Exercise brief » Transcribe every line exactly. Leave the pictures behind.

Data supplied »
★ ★ ★ ★
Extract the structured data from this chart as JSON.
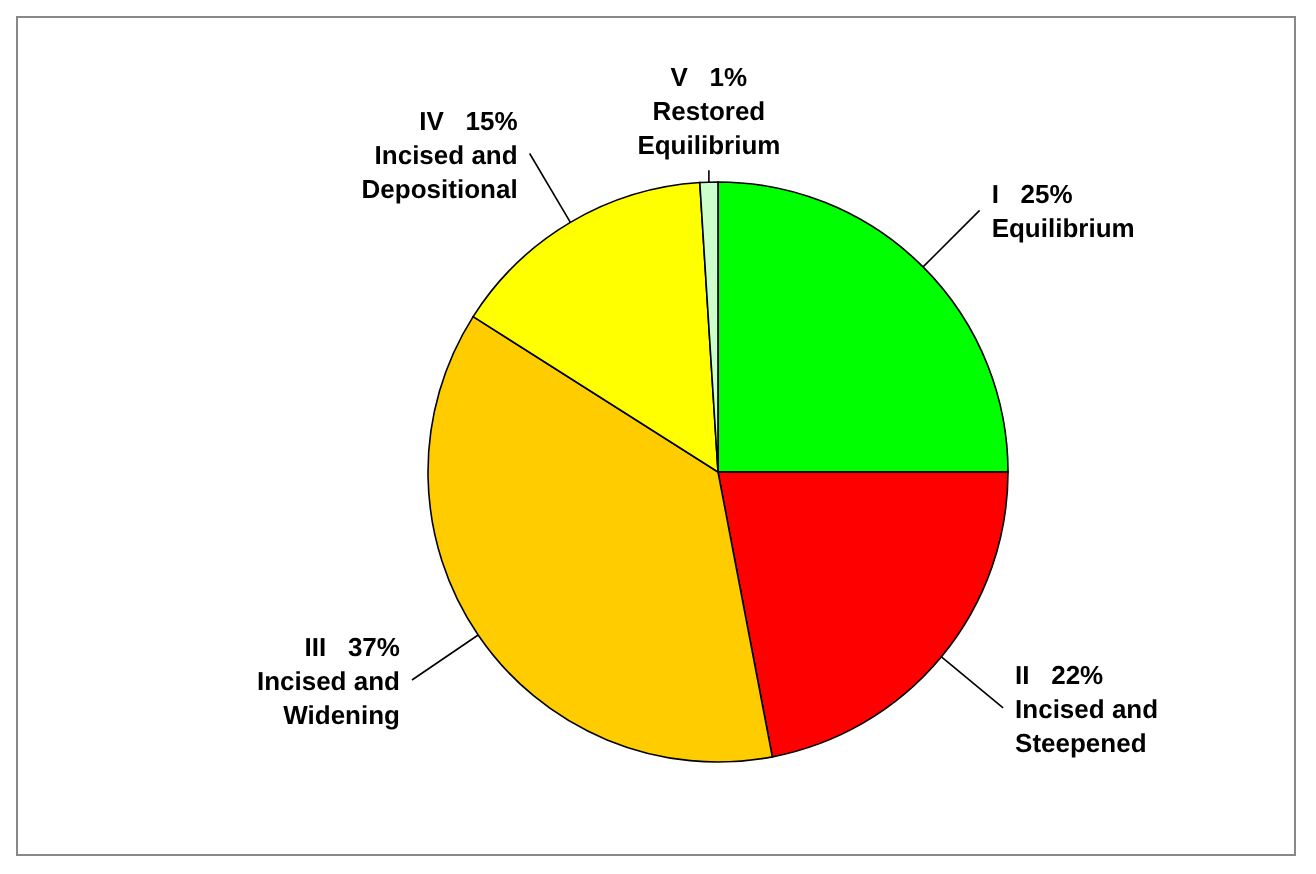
{
  "chart_data": {
    "type": "pie",
    "categories": [
      "Equilibrium",
      "Incised and\nSteepened",
      "Incised and\nWidening",
      "Incised and\nDepositional",
      "Restored\nEquilibrium"
    ],
    "values": [
      25,
      22,
      37,
      15,
      1
    ],
    "value_labels": [
      "I   25%",
      "II   22%",
      "III   37%",
      "IV   15%",
      "V   1%"
    ],
    "colors": [
      "#00ff00",
      "#ff0000",
      "#ffcc00",
      "#ffff00",
      "#ccffcc"
    ]
  }
}
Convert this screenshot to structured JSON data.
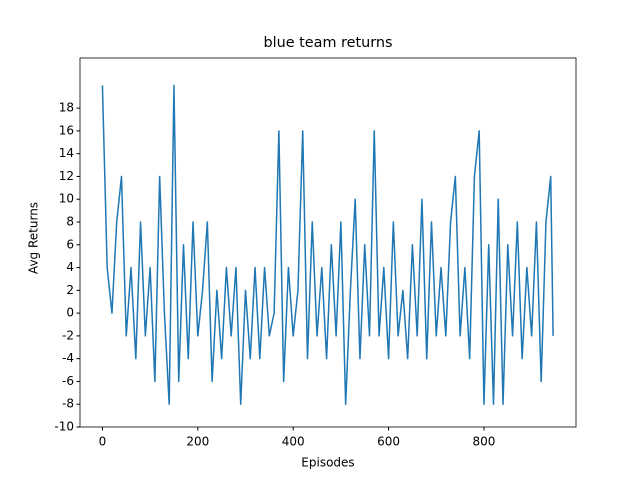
{
  "chart_data": {
    "type": "line",
    "title": "blue team returns",
    "x_label": "Episodes",
    "y_label": "Avg Returns",
    "x": [
      0,
      10,
      20,
      30,
      40,
      50,
      60,
      70,
      80,
      90,
      100,
      110,
      120,
      130,
      140,
      150,
      160,
      170,
      180,
      190,
      200,
      210,
      220,
      230,
      240,
      250,
      260,
      270,
      280,
      290,
      300,
      310,
      320,
      330,
      340,
      350,
      360,
      370,
      380,
      390,
      400,
      410,
      420,
      430,
      440,
      450,
      460,
      470,
      480,
      490,
      500,
      510,
      520,
      530,
      540,
      550,
      560,
      570,
      580,
      590,
      600,
      610,
      620,
      630,
      640,
      650,
      660,
      670,
      680,
      690,
      700,
      710,
      720,
      730,
      740,
      750,
      760,
      770,
      780,
      790,
      800,
      810,
      820,
      830,
      840,
      850,
      860,
      870,
      880,
      890,
      900,
      910,
      920,
      930,
      940,
      945
    ],
    "values": [
      20,
      4,
      0,
      8,
      12,
      -2,
      4,
      -4,
      8,
      -2,
      4,
      -6,
      12,
      0,
      -8,
      20,
      -6,
      6,
      -4,
      8,
      -2,
      2,
      8,
      -6,
      2,
      -4,
      4,
      -2,
      4,
      -8,
      2,
      -4,
      4,
      -4,
      4,
      -2,
      0,
      16,
      -6,
      4,
      -2,
      2,
      16,
      -4,
      8,
      -2,
      4,
      -4,
      6,
      -2,
      8,
      -8,
      2,
      10,
      -4,
      6,
      -2,
      16,
      -2,
      4,
      -4,
      8,
      -2,
      2,
      -4,
      6,
      -2,
      10,
      -4,
      8,
      -2,
      4,
      -2,
      8,
      12,
      -2,
      4,
      -4,
      12,
      16,
      -8,
      6,
      -8,
      10,
      -8,
      6,
      -2,
      8,
      -4,
      4,
      -2,
      8,
      -6,
      8,
      12,
      -2
    ],
    "color": "#1f77b4",
    "xlim": [
      -47,
      993
    ],
    "xticks": [
      0,
      200,
      400,
      600,
      800
    ],
    "ylim": [
      -10,
      22.4
    ],
    "yticks": [
      -10,
      -8,
      -6,
      -4,
      -2,
      0,
      2,
      4,
      6,
      8,
      10,
      12,
      14,
      16,
      18
    ]
  }
}
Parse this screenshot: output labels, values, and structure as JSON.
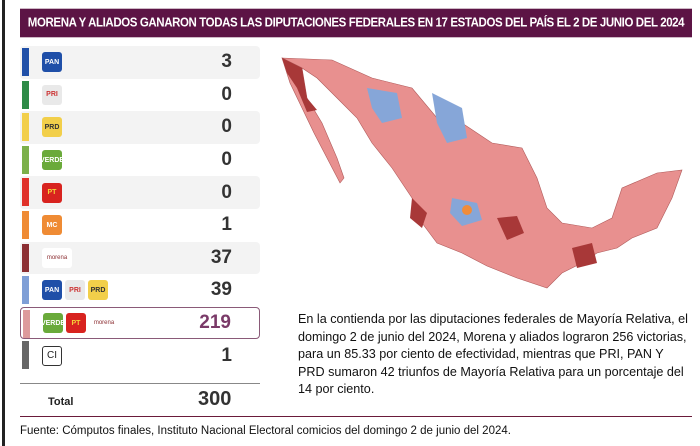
{
  "title": "MORENA Y ALIADOS GANARON TODAS LAS DIPUTACIONES FEDERALES  EN 17 ESTADOS DEL PAÍS EL 2 DE JUNIO DEL 2024",
  "rows": [
    {
      "party": "PAN",
      "logos": [
        "PAN"
      ],
      "value": "3",
      "color": "#1f4fa8"
    },
    {
      "party": "PRI",
      "logos": [
        "PRI"
      ],
      "value": "0",
      "color": "#2e8b47"
    },
    {
      "party": "PRD",
      "logos": [
        "PRD"
      ],
      "value": "0",
      "color": "#f2cf4a"
    },
    {
      "party": "PVEM",
      "logos": [
        "VERDE"
      ],
      "value": "0",
      "color": "#7cb04a"
    },
    {
      "party": "PT",
      "logos": [
        "PT"
      ],
      "value": "0",
      "color": "#e0312a"
    },
    {
      "party": "MC",
      "logos": [
        "MC"
      ],
      "value": "1",
      "color": "#ef8b34"
    },
    {
      "party": "Morena",
      "logos": [
        "morena"
      ],
      "value": "37",
      "color": "#8c2f33"
    },
    {
      "party": "PAN-PRI-PRD",
      "logos": [
        "PAN",
        "PRI",
        "PRD"
      ],
      "value": "39",
      "color": "#7f9fd6"
    },
    {
      "party": "PVEM-PT-Morena",
      "logos": [
        "VERDE",
        "PT",
        "morena"
      ],
      "value": "219",
      "color": "#dd9a9c"
    },
    {
      "party": "Independiente",
      "logos": [
        "CI"
      ],
      "value": "1",
      "color": "#666666"
    }
  ],
  "total_label": "Total",
  "total_value": "300",
  "paragraph": "En la contienda por las diputaciones federales de Mayoría Relativa, el domingo 2 de junio del 2024, Morena y aliados lograron 256 victorias, para un 85.33 por ciento de efectividad, mientras que PRI, PAN Y PRD sumaron 42 triunfos de Mayoría Relativa para un porcentaje del 14 por ciento.",
  "footnote": "Fuente: Cómputos finales, Instituto Nacional Electoral comicios del domingo 2 de junio del 2024.",
  "map_colors": {
    "morena_allies": "#e8908f",
    "morena": "#a83838",
    "pan_pri_prd": "#86a6d8",
    "mc": "#f08c3a"
  }
}
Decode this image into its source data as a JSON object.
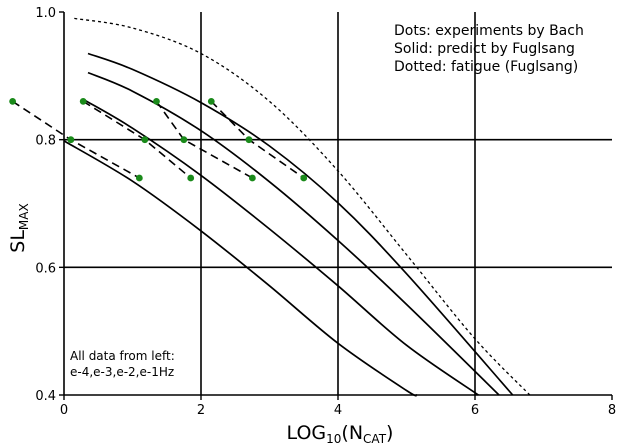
★ ★ ★ ★
Task output »
Extract the structured data from this chart as JSON.
{
  "chart_data": {
    "type": "pie",
    "categories": [
      "Equilibrium",
      "Incised and\nSteepened",
      "Incised and\nWidening",
      "Incised and\nDepositional",
      "Restored\nEquilibrium"
    ],
    "values": [
      25,
      22,
      37,
      15,
      1
    ],
    "value_labels": [
      "I   25%",
      "II   22%",
      "III   37%",
      "IV   15%",
      "V   1%"
    ],
    "colors": [
      "#00ff00",
      "#ff0000",
      "#ffcc00",
      "#ffff00",
      "#ccffcc"
    ]
  }
}
Convert this screenshot to structured JSON data.
{
  "chart_data": {
    "type": "line",
    "title": "blue team returns",
    "x_label": "Episodes",
    "y_label": "Avg Returns",
    "x": [
      0,
      10,
      20,
      30,
      40,
      50,
      60,
      70,
      80,
      90,
      100,
      110,
      120,
      130,
      140,
      150,
      160,
      170,
      180,
      190,
      200,
      210,
      220,
      230,
      240,
      250,
      260,
      270,
      280,
      290,
      300,
      310,
      320,
      330,
      340,
      350,
      360,
      370,
      380,
      390,
      400,
      410,
      420,
      430,
      440,
      450,
      460,
      470,
      480,
      490,
      500,
      510,
      520,
      530,
      540,
      550,
      560,
      570,
      580,
      590,
      600,
      610,
      620,
      630,
      640,
      650,
      660,
      670,
      680,
      690,
      700,
      710,
      720,
      730,
      740,
      750,
      760,
      770,
      780,
      790,
      800,
      810,
      820,
      830,
      840,
      850,
      860,
      870,
      880,
      890,
      900,
      910,
      920,
      930,
      940,
      945
    ],
    "values": [
      20,
      4,
      0,
      8,
      12,
      -2,
      4,
      -4,
      8,
      -2,
      4,
      -6,
      12,
      0,
      -8,
      20,
      -6,
      6,
      -4,
      8,
      -2,
      2,
      8,
      -6,
      2,
      -4,
      4,
      -2,
      4,
      -8,
      2,
      -4,
      4,
      -4,
      4,
      -2,
      0,
      16,
      -6,
      4,
      -2,
      2,
      16,
      -4,
      8,
      -2,
      4,
      -4,
      6,
      -2,
      8,
      -8,
      2,
      10,
      -4,
      6,
      -2,
      16,
      -2,
      4,
      -4,
      8,
      -2,
      2,
      -4,
      6,
      -2,
      10,
      -4,
      8,
      -2,
      4,
      -2,
      8,
      12,
      -2,
      4,
      -4,
      12,
      16,
      -8,
      6,
      -8,
      10,
      -8,
      6,
      -2,
      8,
      -4,
      4,
      -2,
      8,
      -6,
      8,
      12,
      -2
    ],
    "color": "#1f77b4",
    "xlim": [
      -47,
      993
    ],
    "xticks": [
      0,
      200,
      400,
      600,
      800
    ],
    "ylim": [
      -10,
      22.4
    ],
    "yticks": [
      -10,
      -8,
      -6,
      -4,
      -2,
      0,
      2,
      4,
      6,
      8,
      10,
      12,
      14,
      16,
      18
    ]
  }
}
Parse this screenshot: output labels, values, and structure as JSON.
{
  "title": "MORENA Y ALIADOS GANARON TODAS LAS DIPUTACIONES FEDERALES  EN 17 ESTADOS DEL PAÍS EL 2 DE JUNIO DEL 2024",
  "rows": [
    {
      "party": "PAN",
      "logos": [
        "PAN"
      ],
      "value": "3",
      "color": "#1f4fa8"
    },
    {
      "party": "PRI",
      "logos": [
        "PRI"
      ],
      "value": "0",
      "color": "#2e8b47"
    },
    {
      "party": "PRD",
      "logos": [
        "PRD"
      ],
      "value": "0",
      "color": "#f2cf4a"
    },
    {
      "party": "PVEM",
      "logos": [
        "VERDE"
      ],
      "value": "0",
      "color": "#7cb04a"
    },
    {
      "party": "PT",
      "logos": [
        "PT"
      ],
      "value": "0",
      "color": "#e0312a"
    },
    {
      "party": "MC",
      "logos": [
        "MC"
      ],
      "value": "1",
      "color": "#ef8b34"
    },
    {
      "party": "Morena",
      "logos": [
        "morena"
      ],
      "value": "37",
      "color": "#8c2f33"
    },
    {
      "party": "PAN-PRI-PRD",
      "logos": [
        "PAN",
        "PRI",
        "PRD"
      ],
      "value": "39",
      "color": "#7f9fd6"
    },
    {
      "party": "PVEM-PT-Morena",
      "logos": [
        "VERDE",
        "PT",
        "morena"
      ],
      "value": "219",
      "color": "#dd9a9c"
    },
    {
      "party": "Independiente",
      "logos": [
        "CI"
      ],
      "value": "1",
      "color": "#666666"
    }
  ],
  "total_label": "Total",
  "total_value": "300",
  "paragraph": "En la contienda por las diputaciones federales de Mayoría Relativa, el domingo 2 de junio del 2024, Morena y aliados lograron 256 victorias, para un 85.33 por ciento de efectividad, mientras que PRI, PAN Y PRD sumaron 42 triunfos de Mayoría Relativa para un porcentaje del 14 por ciento.",
  "footnote": "Fuente: Cómputos finales, Instituto Nacional Electoral comicios del domingo 2 de junio del 2024.",
  "map_colors": {
    "morena_allies": "#e8908f",
    "morena": "#a83838",
    "pan_pri_prd": "#86a6d8",
    "mc": "#f08c3a"
  }
}
Decode this image into its source data as a JSON object.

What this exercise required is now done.